But Felicia Knight inadvertently confirms my point that the art wars of the late 1980’s have made the once-ambitious agency into a cautious dispenser of largesse. One can certainly strive for both artistic excellence and breadth of reach, but at a certain point these criteria will come into conflict. In cultivating a rose, one must ultimately give pride of place to one trait, and just as the modern florist has chosen color over scent, so the NEA has chosen to give a “direct grant to every congressional district” (not my words but those of her director).
A vivid example of this conflict between breadth and quality is given by Bill Ivey, who acted with probity and good judgment when he chaired the NEA. But he concedes that it was politically unacceptable for a third of grant funds to go to New York. However, given New York’s role as the principal center of American art, it might well be that such a distribution made good sense—just as it would make sense for the French government to favor Paris. I look forward with anticipation to Mr. Ivey’s book.
Finally, Peter Plagens believes he has found a contradiction in my suggesting on the one hand that the NEA should not be in the business of underwriting the creation of new works of art while on the other hand acknowledging that early grant recipients were of exceptional merit. But in 1965, when the agency was established, circumstances were unusually favorable for government support of the arts; in particular, the prevailing doctrine of formalism insulated art from explicit political content.
This is no longer the case. As art has expanded its boundaries to become, in many instances, indistinguishable from politics, it cannot ask to be subsidized by citizens of varying political views. Mr. Plagens is a critic of some distinction, and I wish he had let us know his own view of the matter.

----------------------------------------

■ **THINGS TO DO**
(a) Transcribe the portion of the NEA passage that begins at the words "But Felicia Knight" and stops after "of her director).".
(b) Name every person the NEA passage identifies by full name.

■ **STORED DATA**
----------------------------------------

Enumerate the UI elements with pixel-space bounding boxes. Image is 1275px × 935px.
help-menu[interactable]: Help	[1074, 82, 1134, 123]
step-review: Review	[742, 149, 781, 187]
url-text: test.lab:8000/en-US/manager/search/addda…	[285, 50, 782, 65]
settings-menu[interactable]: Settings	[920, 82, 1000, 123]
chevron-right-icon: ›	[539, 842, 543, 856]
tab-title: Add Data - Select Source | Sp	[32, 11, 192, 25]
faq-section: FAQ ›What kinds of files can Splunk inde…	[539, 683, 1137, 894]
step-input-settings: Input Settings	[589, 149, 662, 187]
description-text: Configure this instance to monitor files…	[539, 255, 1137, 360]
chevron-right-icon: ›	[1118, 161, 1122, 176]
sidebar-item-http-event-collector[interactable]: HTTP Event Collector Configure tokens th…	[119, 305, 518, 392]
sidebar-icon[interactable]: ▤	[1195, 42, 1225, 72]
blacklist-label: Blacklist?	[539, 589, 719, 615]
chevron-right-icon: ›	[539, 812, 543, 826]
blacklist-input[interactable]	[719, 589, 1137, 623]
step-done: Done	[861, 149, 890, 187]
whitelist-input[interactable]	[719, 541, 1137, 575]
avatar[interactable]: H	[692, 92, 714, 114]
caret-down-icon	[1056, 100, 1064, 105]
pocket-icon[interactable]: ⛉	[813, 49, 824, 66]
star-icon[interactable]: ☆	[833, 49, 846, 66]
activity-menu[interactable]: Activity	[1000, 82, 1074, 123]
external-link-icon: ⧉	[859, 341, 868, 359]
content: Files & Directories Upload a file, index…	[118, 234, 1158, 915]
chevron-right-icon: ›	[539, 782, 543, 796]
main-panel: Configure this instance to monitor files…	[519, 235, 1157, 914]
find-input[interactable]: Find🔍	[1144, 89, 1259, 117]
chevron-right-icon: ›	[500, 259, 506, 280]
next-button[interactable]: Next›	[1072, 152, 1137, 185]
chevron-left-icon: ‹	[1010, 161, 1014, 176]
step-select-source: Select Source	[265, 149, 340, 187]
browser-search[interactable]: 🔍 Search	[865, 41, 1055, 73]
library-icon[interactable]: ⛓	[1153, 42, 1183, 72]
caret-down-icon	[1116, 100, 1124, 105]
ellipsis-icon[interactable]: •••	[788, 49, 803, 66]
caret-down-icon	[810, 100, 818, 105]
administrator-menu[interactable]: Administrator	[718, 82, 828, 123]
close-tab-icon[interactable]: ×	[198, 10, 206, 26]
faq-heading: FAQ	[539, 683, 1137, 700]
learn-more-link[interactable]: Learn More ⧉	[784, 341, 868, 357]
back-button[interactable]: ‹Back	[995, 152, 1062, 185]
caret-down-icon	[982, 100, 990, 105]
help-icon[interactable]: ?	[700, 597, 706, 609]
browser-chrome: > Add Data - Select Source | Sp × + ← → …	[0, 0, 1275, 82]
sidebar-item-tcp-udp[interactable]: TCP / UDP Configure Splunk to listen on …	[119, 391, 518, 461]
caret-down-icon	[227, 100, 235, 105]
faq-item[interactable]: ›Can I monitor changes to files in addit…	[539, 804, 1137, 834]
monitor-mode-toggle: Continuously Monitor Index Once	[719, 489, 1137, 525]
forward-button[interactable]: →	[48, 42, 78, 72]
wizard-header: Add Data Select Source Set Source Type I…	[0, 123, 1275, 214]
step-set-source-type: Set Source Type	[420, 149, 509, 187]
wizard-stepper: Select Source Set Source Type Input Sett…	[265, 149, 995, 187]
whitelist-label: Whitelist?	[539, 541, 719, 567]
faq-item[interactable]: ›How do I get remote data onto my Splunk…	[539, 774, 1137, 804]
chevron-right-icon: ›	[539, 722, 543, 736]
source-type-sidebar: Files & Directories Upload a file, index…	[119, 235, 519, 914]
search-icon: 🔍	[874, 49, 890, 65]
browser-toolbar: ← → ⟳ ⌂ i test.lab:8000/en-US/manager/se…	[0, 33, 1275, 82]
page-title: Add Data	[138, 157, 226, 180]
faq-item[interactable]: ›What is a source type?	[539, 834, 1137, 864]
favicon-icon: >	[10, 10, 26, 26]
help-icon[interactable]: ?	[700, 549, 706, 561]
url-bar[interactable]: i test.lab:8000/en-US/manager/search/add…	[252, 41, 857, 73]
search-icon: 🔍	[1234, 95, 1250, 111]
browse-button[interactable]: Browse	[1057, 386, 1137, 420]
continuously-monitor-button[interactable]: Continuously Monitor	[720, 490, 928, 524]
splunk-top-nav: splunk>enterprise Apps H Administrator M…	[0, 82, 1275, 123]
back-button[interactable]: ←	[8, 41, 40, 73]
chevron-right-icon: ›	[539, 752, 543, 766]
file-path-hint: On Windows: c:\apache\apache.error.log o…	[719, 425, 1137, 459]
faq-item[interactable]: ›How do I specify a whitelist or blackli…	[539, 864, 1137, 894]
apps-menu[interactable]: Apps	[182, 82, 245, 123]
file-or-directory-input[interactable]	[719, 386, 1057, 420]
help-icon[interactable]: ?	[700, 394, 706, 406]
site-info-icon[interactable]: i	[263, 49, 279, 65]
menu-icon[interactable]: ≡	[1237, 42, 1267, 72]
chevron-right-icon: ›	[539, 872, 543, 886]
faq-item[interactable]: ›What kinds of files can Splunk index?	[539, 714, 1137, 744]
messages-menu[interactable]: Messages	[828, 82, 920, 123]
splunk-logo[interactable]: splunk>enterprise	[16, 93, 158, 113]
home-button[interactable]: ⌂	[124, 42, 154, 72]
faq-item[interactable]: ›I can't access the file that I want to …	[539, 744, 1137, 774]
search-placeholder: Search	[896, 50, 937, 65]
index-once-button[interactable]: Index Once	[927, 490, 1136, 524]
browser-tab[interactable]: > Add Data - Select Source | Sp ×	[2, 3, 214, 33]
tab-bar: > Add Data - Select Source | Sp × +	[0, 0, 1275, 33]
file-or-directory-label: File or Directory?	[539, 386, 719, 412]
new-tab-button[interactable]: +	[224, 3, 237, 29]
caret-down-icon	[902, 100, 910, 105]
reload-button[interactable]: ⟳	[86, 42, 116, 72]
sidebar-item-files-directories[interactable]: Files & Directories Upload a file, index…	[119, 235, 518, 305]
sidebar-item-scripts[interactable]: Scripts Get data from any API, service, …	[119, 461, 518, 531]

----------------------------------------

■ **WRITTEN RESPONSES**
(a)
But Felicia Knight inadvertently confirms my point that the art wars of the late 1980’s have made the once-ambitious agency into a cautious dispenser of largesse. One can certainly strive for both artistic excellence and breadth of reach, but at a certain point these criteria will come into conflict. In cultivating a rose, one must ultimately give pride of place to one trait, and just as the modern florist has chosen color over scent, so the NEA has chosen to give a “direct grant to every congressional district” (not my words but those of her director).

(b) Felicia Knight, Bill Ivey, Peter Plagens